_What is expected_
Do any lines in the data below contain "letter"? If so, copy every one of them.

_Supplied data_
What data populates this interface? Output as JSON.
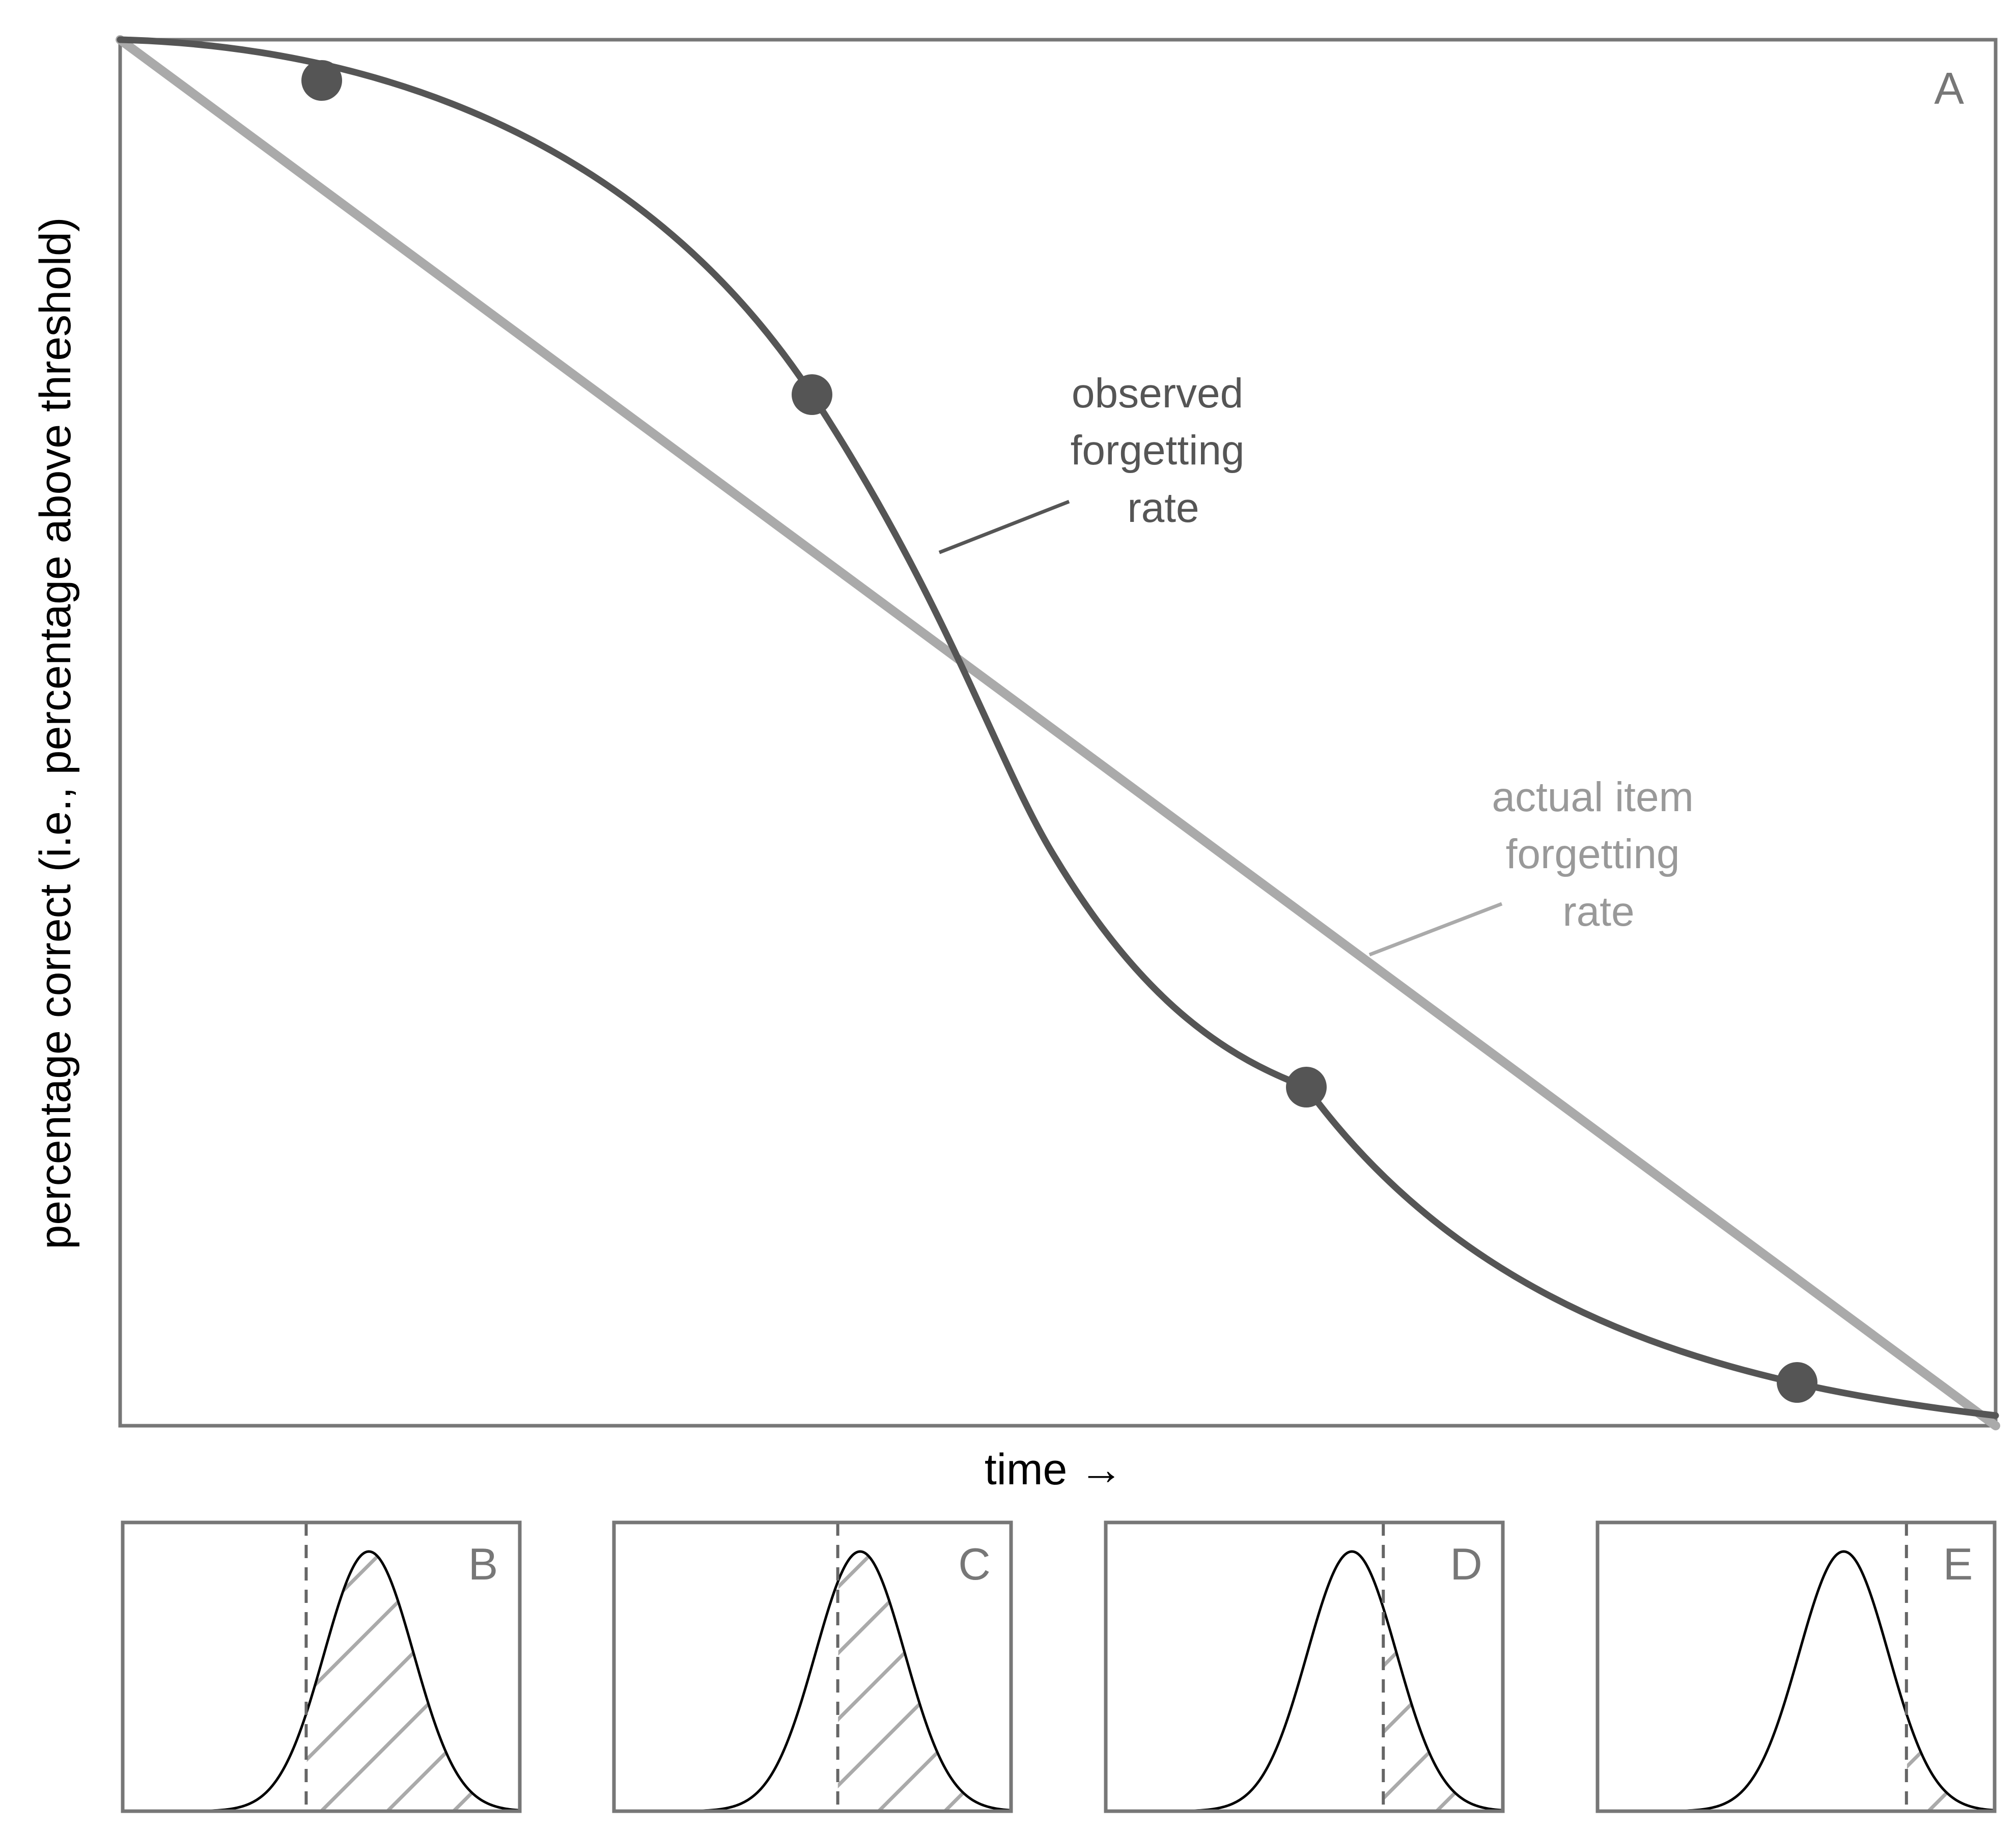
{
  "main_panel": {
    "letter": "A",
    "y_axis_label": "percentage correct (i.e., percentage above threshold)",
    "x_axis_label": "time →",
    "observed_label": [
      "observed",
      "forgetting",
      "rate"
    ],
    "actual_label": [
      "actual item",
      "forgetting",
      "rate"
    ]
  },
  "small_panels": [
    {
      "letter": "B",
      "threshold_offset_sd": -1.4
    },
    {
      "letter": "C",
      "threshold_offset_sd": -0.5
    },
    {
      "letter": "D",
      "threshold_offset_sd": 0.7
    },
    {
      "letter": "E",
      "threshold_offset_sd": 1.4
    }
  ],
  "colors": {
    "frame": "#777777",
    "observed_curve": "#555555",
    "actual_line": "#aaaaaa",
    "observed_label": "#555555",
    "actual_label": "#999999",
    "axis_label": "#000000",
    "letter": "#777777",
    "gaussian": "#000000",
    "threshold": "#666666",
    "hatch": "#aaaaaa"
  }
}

---

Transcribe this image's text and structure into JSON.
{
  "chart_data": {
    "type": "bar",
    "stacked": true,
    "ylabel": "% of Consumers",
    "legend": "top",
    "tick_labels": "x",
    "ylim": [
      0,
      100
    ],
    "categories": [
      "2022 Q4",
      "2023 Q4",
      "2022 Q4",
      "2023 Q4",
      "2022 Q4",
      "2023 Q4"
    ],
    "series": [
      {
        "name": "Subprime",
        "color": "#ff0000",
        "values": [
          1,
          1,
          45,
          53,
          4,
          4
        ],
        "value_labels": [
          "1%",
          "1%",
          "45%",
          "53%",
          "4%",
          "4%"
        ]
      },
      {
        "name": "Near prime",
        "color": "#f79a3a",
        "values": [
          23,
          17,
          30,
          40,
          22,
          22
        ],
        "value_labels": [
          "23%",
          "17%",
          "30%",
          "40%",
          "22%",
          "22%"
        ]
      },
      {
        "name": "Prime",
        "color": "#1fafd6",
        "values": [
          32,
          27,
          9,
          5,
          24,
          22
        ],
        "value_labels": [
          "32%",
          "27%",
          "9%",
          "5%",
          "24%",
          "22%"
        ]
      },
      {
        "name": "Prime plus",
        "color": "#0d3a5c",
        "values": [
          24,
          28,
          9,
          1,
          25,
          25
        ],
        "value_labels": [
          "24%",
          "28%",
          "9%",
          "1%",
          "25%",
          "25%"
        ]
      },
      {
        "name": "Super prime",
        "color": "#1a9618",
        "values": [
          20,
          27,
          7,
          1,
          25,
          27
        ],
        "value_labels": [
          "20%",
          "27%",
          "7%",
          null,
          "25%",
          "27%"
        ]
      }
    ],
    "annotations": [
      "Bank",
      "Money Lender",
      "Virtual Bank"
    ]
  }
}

_Result of the exercise_
    "letter": "A",
      "letter": "B",
      "letter": "C",
      "letter": "D",
      "letter": "E",
    "letter": "#777777",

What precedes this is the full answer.